==== Stored rows ====
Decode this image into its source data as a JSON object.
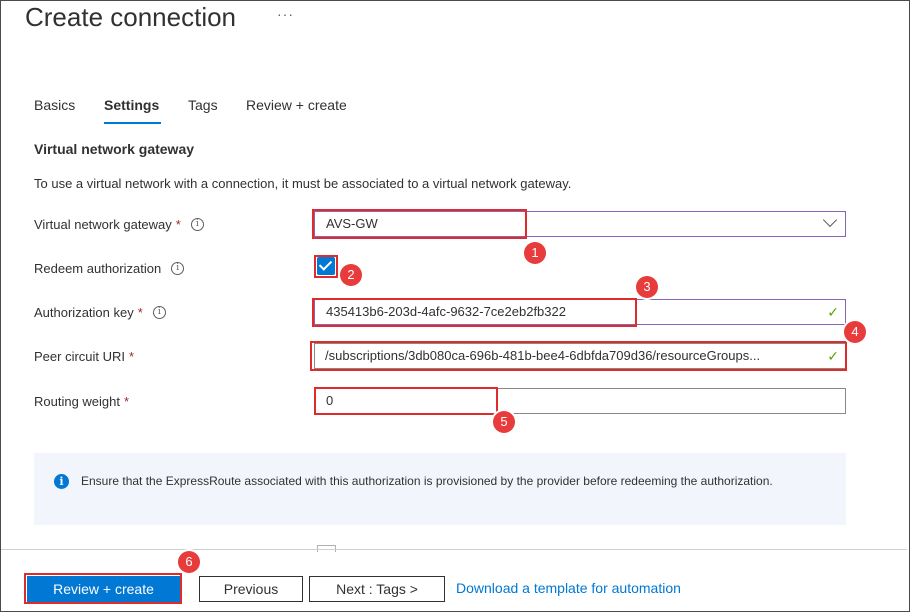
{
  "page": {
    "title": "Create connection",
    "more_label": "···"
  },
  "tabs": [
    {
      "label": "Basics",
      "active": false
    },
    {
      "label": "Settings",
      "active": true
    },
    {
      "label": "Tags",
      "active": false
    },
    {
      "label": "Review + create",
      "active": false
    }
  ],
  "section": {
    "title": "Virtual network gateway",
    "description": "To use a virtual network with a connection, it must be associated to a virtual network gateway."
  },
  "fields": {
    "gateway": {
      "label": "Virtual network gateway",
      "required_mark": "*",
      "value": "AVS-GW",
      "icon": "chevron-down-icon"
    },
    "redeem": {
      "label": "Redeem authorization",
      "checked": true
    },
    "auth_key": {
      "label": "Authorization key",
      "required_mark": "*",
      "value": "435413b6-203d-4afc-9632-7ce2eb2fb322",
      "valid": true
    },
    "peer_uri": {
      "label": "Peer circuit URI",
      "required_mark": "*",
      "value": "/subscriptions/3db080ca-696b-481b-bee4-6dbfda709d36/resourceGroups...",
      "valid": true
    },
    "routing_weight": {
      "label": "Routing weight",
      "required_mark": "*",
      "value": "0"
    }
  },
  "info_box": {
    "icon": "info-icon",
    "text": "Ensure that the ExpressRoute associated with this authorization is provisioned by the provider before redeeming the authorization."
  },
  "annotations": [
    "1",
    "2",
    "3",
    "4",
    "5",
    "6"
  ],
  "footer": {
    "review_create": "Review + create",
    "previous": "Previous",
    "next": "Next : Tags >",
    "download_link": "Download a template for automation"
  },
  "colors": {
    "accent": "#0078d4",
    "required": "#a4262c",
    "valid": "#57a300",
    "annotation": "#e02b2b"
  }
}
====
=== Aim ===
Leave the images out, please, and restate each line word for word.

=== Solved exercise ===
Decode this image into its source data as a JSON object.
{
  "page": {
    "title": "Create connection",
    "more_label": "···"
  },
  "tabs": [
    {
      "label": "Basics",
      "active": false
    },
    {
      "label": "Settings",
      "active": true
    },
    {
      "label": "Tags",
      "active": false
    },
    {
      "label": "Review + create",
      "active": false
    }
  ],
  "section": {
    "title": "Virtual network gateway",
    "description": "To use a virtual network with a connection, it must be associated to a virtual network gateway."
  },
  "fields": {
    "gateway": {
      "label": "Virtual network gateway",
      "required_mark": "*",
      "value": "AVS-GW",
      "icon": "chevron-down-icon"
    },
    "redeem": {
      "label": "Redeem authorization",
      "checked": true
    },
    "auth_key": {
      "label": "Authorization key",
      "required_mark": "*",
      "value": "435413b6-203d-4afc-9632-7ce2eb2fb322",
      "valid": true
    },
    "peer_uri": {
      "label": "Peer circuit URI",
      "required_mark": "*",
      "value": "/subscriptions/3db080ca-696b-481b-bee4-6dbfda709d36/resourceGroups...",
      "valid": true
    },
    "routing_weight": {
      "label": "Routing weight",
      "required_mark": "*",
      "value": "0"
    }
  },
  "info_box": {
    "icon": "info-icon",
    "text": "Ensure that the ExpressRoute associated with this authorization is provisioned by the provider before redeeming the authorization."
  },
  "annotations": [
    "1",
    "2",
    "3",
    "4",
    "5",
    "6"
  ],
  "footer": {
    "review_create": "Review + create",
    "previous": "Previous",
    "next": "Next : Tags >",
    "download_link": "Download a template for automation"
  },
  "colors": {
    "accent": "#0078d4",
    "required": "#a4262c",
    "valid": "#57a300",
    "annotation": "#e02b2b"
  }
}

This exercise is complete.